Consigne. Recopiez intégralement le texte sur l'industrie pharmaceutique et le programme Covax, sans en modifier un seul caractère.

Texte de lecture.
• • •

Pour Guillaume Dedet, économiste de la santé à l'OCDE, il s'agirait de rééquilibrer les rapports de force : « Les entreprises pharmaceutiques jouent leur intérêt financier, qui les pousse à faire payer de plus en plus cher des produits pas toujours meilleurs et à se focaliser sur les segments les plus “solvables”, comme le cancer, le diabète, le cholestérol… Mais c'est aux Etats de faire valoir les enjeux de santé publique, tels ces pans de recherche peu rentables, abandonnés, comme les maladies infectieuses, les résistances aux antibiotiques. » A voir les gouvernements se concurrencer pour acheter les vaccins anti-Covid plutôt que se coordonner pour contraindre les fabricants à accélérer les cadences de production, ce n'est pas gagné.
Double jeu occidental avec le programme CovaxL'idée est généreuse. Initié par la France et l'Union européenne, sous l'égide de l'Organisation mondiale de la santé (OMS), Covax, monté pendant l'été 2020, est un programme de coordination solidaire visant à assurer un accès équitable aux vaccins contre le Covid-19.

• • •

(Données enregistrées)
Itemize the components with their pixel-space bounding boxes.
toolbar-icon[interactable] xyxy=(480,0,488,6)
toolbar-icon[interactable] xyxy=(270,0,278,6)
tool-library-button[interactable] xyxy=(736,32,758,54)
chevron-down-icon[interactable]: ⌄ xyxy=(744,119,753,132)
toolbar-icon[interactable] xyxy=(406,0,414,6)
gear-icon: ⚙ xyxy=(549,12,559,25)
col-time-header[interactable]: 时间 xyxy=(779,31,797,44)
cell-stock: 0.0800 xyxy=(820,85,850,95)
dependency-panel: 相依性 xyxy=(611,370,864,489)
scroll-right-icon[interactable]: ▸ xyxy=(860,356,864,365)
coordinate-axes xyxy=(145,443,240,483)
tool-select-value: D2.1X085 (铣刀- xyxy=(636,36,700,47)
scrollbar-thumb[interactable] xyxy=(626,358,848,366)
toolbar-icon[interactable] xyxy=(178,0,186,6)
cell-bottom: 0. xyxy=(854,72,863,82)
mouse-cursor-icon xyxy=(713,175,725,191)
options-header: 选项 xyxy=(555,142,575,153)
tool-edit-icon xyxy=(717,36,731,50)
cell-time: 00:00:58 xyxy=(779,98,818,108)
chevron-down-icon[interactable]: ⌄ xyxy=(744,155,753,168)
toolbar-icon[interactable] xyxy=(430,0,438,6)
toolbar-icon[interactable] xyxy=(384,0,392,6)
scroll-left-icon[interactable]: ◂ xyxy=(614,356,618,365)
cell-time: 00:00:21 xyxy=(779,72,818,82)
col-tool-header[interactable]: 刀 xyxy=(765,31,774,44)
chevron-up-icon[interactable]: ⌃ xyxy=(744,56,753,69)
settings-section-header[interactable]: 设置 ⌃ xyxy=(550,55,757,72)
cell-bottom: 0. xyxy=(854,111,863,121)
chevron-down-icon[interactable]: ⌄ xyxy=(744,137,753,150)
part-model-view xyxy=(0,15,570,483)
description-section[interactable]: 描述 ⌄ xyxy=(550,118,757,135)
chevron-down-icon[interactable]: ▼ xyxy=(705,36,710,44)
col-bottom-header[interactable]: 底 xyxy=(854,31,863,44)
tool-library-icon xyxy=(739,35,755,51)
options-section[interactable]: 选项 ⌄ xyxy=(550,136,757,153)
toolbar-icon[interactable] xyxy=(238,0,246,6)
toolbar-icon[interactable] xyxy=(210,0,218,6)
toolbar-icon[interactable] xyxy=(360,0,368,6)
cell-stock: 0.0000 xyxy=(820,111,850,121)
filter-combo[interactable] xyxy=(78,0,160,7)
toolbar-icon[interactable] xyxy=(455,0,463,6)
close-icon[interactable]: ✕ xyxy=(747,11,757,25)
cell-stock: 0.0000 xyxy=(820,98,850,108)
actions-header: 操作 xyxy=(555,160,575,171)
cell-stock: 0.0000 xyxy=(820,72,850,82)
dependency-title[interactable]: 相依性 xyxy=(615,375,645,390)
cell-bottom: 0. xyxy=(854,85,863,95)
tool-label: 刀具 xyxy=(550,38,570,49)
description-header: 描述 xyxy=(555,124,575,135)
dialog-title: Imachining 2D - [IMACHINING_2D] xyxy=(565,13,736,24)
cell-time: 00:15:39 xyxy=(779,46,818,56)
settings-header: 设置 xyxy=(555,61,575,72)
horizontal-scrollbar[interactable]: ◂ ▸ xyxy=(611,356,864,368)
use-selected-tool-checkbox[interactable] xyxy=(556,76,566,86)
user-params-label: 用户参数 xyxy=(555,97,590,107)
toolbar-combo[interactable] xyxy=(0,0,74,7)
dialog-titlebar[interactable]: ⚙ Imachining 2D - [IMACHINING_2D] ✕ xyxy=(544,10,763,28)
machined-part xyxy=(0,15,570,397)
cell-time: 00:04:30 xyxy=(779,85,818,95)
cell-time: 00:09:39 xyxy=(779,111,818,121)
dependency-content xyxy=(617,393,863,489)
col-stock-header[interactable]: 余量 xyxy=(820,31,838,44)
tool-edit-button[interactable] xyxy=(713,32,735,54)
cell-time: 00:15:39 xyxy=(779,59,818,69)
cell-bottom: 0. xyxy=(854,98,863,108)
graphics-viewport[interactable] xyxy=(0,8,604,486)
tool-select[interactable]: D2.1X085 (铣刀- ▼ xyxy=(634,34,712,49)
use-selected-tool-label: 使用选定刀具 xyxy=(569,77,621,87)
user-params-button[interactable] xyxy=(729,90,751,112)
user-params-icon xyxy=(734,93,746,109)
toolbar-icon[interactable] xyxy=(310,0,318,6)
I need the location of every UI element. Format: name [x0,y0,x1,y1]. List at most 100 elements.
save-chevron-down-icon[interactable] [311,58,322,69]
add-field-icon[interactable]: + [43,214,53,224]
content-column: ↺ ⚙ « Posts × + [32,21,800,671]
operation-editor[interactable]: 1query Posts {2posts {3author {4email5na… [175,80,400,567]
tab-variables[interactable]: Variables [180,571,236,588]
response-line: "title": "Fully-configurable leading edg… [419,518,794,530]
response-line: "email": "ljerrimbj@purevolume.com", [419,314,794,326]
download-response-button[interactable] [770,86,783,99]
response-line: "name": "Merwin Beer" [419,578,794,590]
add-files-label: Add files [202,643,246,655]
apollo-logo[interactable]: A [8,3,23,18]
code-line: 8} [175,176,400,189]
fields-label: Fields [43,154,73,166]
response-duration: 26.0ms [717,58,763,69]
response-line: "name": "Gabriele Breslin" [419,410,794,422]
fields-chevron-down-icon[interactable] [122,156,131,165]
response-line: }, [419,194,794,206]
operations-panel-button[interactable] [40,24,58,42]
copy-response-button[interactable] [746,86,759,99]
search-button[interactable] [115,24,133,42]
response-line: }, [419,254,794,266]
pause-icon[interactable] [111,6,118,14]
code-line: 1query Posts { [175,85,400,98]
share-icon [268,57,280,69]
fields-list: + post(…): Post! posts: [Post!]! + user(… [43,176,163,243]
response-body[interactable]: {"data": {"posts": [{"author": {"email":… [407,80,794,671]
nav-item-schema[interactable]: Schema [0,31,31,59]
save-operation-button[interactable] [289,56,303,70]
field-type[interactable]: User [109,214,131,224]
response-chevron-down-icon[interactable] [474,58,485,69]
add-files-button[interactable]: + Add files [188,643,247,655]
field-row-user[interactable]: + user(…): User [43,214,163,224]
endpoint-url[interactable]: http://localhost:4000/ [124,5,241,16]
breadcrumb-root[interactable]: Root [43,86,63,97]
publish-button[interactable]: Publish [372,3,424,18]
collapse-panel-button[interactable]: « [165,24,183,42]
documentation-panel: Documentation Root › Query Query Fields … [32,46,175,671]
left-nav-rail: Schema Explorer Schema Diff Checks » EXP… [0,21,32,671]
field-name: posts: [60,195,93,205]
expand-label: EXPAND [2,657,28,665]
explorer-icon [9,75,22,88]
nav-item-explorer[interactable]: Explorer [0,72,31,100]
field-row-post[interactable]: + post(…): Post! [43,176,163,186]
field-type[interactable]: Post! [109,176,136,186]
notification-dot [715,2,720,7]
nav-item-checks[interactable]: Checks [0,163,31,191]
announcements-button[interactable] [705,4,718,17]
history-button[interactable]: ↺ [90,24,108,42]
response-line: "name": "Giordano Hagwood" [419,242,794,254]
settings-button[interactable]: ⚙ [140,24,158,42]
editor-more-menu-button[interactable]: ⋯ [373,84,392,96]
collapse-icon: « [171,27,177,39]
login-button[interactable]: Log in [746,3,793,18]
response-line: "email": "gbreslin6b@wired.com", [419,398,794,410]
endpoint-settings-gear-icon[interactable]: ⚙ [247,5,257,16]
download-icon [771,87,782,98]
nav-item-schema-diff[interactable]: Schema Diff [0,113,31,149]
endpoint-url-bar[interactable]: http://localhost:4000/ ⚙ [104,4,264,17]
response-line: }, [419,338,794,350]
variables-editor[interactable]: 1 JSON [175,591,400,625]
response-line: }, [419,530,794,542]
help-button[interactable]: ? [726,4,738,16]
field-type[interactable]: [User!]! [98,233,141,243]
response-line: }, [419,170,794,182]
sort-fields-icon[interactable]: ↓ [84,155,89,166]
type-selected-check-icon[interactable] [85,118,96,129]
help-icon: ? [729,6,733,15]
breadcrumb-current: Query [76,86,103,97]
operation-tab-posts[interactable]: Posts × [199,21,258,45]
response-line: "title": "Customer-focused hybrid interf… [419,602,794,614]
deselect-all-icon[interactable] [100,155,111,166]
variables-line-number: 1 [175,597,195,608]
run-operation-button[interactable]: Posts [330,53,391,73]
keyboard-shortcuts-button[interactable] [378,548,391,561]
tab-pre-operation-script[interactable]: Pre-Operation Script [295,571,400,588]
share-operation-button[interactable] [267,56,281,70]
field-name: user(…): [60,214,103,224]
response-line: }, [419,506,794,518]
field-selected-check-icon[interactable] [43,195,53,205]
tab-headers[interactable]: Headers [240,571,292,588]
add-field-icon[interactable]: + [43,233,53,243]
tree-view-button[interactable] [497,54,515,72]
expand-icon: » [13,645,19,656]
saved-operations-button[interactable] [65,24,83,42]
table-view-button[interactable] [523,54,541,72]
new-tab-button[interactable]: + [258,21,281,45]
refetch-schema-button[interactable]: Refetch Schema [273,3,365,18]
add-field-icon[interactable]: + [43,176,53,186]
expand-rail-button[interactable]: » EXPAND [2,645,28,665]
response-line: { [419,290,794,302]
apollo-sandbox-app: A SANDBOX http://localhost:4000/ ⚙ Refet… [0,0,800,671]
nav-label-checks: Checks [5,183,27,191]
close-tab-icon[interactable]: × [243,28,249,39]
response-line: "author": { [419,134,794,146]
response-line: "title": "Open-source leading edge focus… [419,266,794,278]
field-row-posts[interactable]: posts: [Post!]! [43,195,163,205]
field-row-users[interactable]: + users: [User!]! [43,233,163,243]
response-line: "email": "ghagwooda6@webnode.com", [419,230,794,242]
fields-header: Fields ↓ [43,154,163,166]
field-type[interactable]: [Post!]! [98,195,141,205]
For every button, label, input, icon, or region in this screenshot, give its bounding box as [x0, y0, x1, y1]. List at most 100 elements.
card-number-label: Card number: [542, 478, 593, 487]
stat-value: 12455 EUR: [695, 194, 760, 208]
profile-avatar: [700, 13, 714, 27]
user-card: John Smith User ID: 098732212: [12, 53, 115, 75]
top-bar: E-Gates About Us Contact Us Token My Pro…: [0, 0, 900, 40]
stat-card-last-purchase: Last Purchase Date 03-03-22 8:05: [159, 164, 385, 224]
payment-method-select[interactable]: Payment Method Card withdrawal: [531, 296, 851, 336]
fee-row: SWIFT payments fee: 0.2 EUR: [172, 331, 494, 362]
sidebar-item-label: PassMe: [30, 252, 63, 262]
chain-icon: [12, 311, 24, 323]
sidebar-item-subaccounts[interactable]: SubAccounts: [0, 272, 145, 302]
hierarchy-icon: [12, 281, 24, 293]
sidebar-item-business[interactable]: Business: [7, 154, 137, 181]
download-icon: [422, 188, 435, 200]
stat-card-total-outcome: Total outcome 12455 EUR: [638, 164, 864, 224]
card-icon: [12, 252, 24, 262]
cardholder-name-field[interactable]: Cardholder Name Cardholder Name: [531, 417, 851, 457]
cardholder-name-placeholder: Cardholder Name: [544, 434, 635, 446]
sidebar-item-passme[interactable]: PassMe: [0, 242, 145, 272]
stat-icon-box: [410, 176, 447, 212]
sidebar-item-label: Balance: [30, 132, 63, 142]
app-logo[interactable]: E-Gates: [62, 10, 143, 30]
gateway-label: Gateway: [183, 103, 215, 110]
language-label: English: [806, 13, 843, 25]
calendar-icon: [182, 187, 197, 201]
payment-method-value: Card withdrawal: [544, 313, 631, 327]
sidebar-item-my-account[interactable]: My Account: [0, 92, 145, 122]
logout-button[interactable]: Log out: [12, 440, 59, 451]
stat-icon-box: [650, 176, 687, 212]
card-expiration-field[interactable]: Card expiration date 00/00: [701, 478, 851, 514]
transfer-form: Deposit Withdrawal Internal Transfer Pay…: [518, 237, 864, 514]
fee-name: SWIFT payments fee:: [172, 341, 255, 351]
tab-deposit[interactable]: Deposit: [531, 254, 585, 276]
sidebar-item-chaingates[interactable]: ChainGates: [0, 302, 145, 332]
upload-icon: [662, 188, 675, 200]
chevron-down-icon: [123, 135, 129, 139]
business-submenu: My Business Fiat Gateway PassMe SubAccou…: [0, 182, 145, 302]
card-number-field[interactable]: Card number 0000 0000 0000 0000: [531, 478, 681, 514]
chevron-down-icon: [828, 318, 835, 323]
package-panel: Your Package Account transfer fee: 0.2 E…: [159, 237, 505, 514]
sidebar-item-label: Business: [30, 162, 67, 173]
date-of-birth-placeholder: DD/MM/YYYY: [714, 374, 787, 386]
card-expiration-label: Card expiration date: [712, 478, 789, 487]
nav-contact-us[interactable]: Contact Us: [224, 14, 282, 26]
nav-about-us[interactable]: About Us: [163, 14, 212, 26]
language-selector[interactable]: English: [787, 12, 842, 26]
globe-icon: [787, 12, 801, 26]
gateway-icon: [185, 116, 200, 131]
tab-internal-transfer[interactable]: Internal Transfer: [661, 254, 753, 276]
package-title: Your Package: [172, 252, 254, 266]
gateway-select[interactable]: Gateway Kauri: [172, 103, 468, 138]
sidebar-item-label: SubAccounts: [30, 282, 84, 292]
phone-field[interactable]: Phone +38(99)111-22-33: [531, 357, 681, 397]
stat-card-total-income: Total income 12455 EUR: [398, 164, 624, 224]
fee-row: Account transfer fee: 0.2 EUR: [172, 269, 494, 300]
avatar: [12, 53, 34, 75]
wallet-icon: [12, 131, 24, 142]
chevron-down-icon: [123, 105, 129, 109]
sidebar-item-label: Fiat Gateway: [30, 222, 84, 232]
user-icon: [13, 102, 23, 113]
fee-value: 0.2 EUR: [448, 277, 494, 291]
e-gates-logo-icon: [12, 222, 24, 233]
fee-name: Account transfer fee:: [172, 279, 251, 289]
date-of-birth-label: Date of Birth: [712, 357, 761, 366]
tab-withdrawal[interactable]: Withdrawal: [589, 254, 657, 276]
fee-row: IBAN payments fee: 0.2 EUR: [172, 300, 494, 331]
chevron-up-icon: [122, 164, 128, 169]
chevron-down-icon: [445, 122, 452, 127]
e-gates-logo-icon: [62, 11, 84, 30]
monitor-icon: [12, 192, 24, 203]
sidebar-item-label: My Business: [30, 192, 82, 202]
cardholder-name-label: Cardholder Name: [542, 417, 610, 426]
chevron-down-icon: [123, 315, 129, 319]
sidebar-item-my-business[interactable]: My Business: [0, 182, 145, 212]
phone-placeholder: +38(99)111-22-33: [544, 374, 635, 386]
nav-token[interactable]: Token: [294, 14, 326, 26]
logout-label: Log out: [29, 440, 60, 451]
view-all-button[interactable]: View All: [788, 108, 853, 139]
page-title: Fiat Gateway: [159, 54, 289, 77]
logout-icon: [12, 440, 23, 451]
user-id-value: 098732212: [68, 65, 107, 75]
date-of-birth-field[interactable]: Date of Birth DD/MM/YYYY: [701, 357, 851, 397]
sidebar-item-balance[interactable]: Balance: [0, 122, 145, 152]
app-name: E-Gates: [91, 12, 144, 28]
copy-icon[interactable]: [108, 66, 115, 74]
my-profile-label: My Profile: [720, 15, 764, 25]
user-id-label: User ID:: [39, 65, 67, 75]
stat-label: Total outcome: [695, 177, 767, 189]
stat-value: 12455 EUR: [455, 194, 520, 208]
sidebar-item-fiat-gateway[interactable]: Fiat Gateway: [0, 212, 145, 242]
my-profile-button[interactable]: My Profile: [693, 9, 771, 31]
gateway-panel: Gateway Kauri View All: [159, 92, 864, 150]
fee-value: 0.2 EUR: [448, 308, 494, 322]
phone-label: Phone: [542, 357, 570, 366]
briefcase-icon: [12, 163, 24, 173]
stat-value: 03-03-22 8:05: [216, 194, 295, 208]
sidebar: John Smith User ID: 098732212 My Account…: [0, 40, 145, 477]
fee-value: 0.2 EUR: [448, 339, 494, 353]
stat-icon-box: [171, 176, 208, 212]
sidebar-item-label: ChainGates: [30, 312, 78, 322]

• • •

Tâche accomplie.
Pour Guillaume Dedet, économiste de la santé à l'OCDE, il s'agirait de rééquilibrer les rapports de force : « Les entreprises pharmaceutiques jouent leur intérêt financier, qui les pousse à faire payer de plus en plus cher des produits pas toujours meilleurs et à se focaliser sur les segments les plus “solvables”, comme le cancer, le diabète, le cholestérol… Mais c'est aux Etats de faire valoir les enjeux de santé publique, tels ces pans de recherche peu rentables, abandonnés, comme les maladies infectieuses, les résistances aux antibiotiques. » A voir les gouvernements se concurrencer pour acheter les vaccins anti-Covid plutôt que se coordonner pour contraindre les fabricants à accélérer les cadences de production, ce n'est pas gagné.
Double jeu occidental avec le programme CovaxL'idée est généreuse. Initié par la France et l'Union européenne, sous l'égide de l'Organisation mondiale de la santé (OMS), Covax, monté pendant l'été 2020, est un programme de coordination solidaire visant à assurer un accès équitable aux vaccins contre le Covid-19.